## TASK STATEMENT
Copy out every one of the items below word for word, leaving out the pictures.

Stored items:
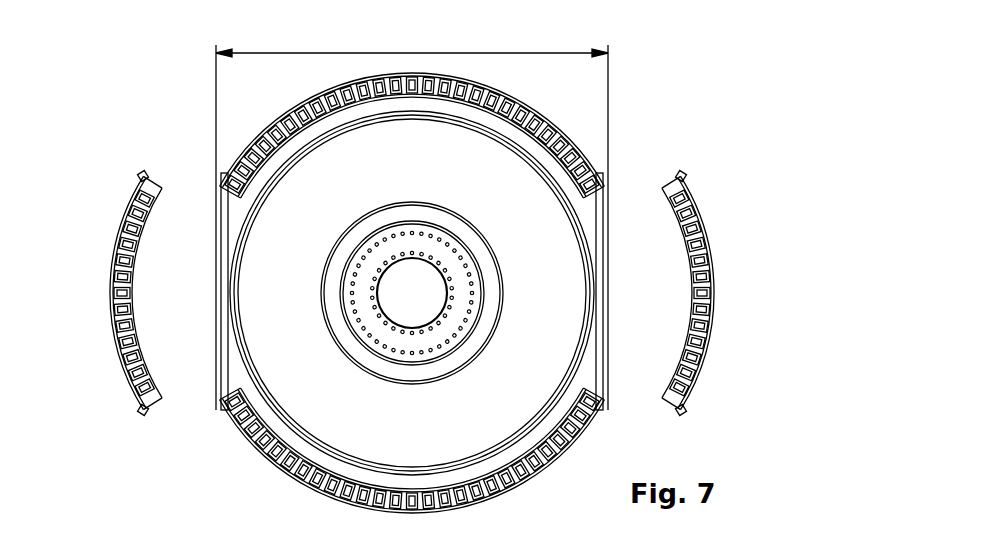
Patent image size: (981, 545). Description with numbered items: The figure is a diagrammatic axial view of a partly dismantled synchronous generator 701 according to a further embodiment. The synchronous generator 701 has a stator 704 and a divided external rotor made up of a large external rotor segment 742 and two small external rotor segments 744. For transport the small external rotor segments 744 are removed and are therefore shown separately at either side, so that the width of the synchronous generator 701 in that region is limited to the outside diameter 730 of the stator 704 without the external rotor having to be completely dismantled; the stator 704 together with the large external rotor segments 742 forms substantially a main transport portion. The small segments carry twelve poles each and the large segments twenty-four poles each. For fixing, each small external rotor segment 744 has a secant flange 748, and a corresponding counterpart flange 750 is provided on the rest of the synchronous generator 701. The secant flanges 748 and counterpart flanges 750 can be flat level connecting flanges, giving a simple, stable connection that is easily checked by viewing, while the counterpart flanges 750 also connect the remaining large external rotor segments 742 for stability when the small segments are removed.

The synchronous generator 701 is at (156, 88).
The stator 704 is at (537, 205).
The outside diameter 730 is at (412, 219).
The large external rotor segment 742 is at (425, 90).
The small external rotor segment 744 is at (114, 272).
The secant flange 748 is at (147, 330).
The counterpart flange 750 is at (220, 195).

## REPLY TO THE TASK
Patent image size: (981, 545). Description with numbered items: The figure is a diagrammatic axial view of a partly dismantled synchronous generator 701 according to a further embodiment. The synchronous generator 701 has a stator 704 and a divided external rotor made up of a large external rotor segment 742 and two small external rotor segments 744. For transport the small external rotor segments 744 are removed and are therefore shown separately at either side, so that the width of the synchronous generator 701 in that region is limited to the outside diameter 730 of the stator 704 without the external rotor having to be completely dismantled; the stator 704 together with the large external rotor segments 742 forms substantially a main transport portion. The small segments carry twelve poles each and the large segments twenty-four poles each. For fixing, each small external rotor segment 744 has a secant flange 748, and a corresponding counterpart flange 750 is provided on the rest of the synchronous generator 701. The secant flanges 748 and counterpart flanges 750 can be flat level connecting flanges, giving a simple, stable connection that is easily checked by viewing, while the counterpart flanges 750 also connect the remaining large external rotor segments 742 for stability when the small segments are removed.

The synchronous generator 701 is at (156, 88).
The stator 704 is at (537, 205).
The outside diameter 730 is at (412, 219).
The large external rotor segment 742 is at (425, 90).
The small external rotor segment 744 is at (114, 272).
The secant flange 748 is at (147, 330).
The counterpart flange 750 is at (220, 195).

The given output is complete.